Below are some records. How many of their lines contain the string "博新计划"? Give the number only.

====== Listed records ======

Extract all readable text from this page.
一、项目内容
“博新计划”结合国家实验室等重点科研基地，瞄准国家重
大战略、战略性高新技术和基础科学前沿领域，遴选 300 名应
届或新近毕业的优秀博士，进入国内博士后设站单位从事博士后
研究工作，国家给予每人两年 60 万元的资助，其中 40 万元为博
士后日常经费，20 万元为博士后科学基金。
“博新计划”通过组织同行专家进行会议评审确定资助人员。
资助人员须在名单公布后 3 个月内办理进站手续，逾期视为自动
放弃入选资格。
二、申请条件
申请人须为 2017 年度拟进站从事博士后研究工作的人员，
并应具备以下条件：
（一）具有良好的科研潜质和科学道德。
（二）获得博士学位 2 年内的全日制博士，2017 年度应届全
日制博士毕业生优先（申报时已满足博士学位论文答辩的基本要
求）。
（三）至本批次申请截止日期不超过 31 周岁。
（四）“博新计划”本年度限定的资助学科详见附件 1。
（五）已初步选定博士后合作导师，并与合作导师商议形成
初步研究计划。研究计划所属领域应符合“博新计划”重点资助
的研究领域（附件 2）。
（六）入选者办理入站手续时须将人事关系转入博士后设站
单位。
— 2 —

======

• _Correct output_
4